### Source
****************

# Doodles



## Skyewillow (Dec 28, 2012)

My hands are getting sore from sewing, so I decided to do some drawing over the last couple of days to wind down.



Dread Pirate Norbert (half blind dragonscale)


Syriiven's Fishbeastie


Aemaki's Captain Jack (Half-blind blue eagle DS)


my giant, Lazarus


A little bit of poking fun at his massive appetite, and his super friendly personality.


----------



## Asira (Jun 23, 2013)

Wauw, really like them, beautiful :-D


----------



## shannonpwns (Jul 15, 2013)

Wow!! Amazing job! I love Dread Pirate Norbert! Got any more? :-D


----------



## CritterNut (Jul 15, 2013)

Love the one with the red back ground! Really dramatic


----------



## Perry the platypus (Aug 20, 2012)

Oh my gosh they look BEAUTIFUL!!! Better than my betta sewing. (Of course)


----------



## ismintis (Jun 23, 2013)

Wow, you are a great artist! 
@Perry, I really liked your betta sewing though...it was adorable ^-^


----------



## MattsBettas (Dec 18, 2012)

Awesome! I absolutely love the eye patches.


----------



## Skyewillow (Dec 28, 2012)

I haven't done any more yet, I might after I get some more sewing done. ^_^


----------



## Perry the platypus (Aug 20, 2012)

ismintis said:


> Wow, you are a great artist!
> @Perry, I really liked your betta sewing though...it was adorable ^-^


Thank you, it was my first one!! ;-)


----------



## ismintis (Jun 23, 2013)

Perry the platypus said:


> Thank you, it was my first one!! ;-)


Yup! You should make more and sell them :-D


----------



## IndigoChild311 (Jun 26, 2013)

You are a perfect person!! I love all your betta art!


----------



## Skyewillow (Dec 28, 2012)

Thank you! ^_^


----------

****************

### Collected data

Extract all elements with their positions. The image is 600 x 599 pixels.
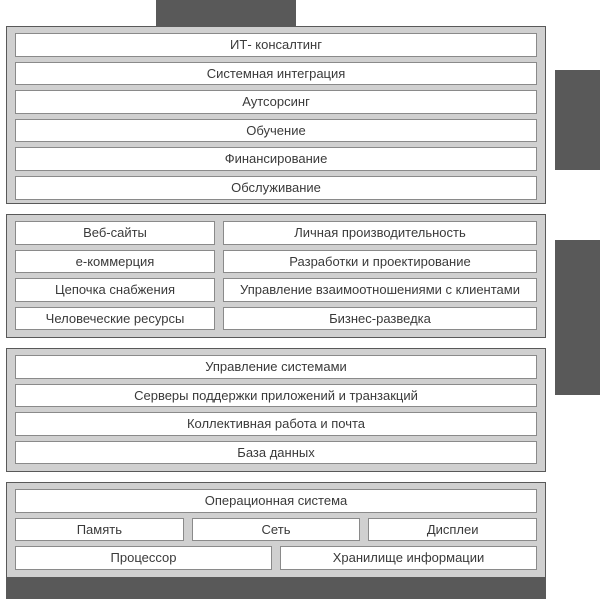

****************

### Task set
1 – In the Doodles thread, why did Skyewillow spend the last couple of days drawing?
2 – Retype the Doodles thread between "Dread Pirate Norbert (half" and "super friendly personality.", inclusive.
3 – Put this sentence from the Doodles thread into Spanish: "My hands are getting sore from sewing, so I decided to do some drawing over the last couple of days to wind down."
Rely only on the Doodles thread, not on the material.

### Per-task outputs
1 – Skyewillow's hands were getting sore from sewing, so drawing was a way to wind down.

2 –
Dread Pirate Norbert (half blind dragonscale)


Syriiven's Fishbeastie


Aemaki's Captain Jack (Half-blind blue eagle DS)


my giant, Lazarus


A little bit of poking fun at his massive appetite, and his super friendly personality.

3 – Me están empezando a doler las manos de tanto coser, así que decidí dibujar un poco estos últimos días para relajarme.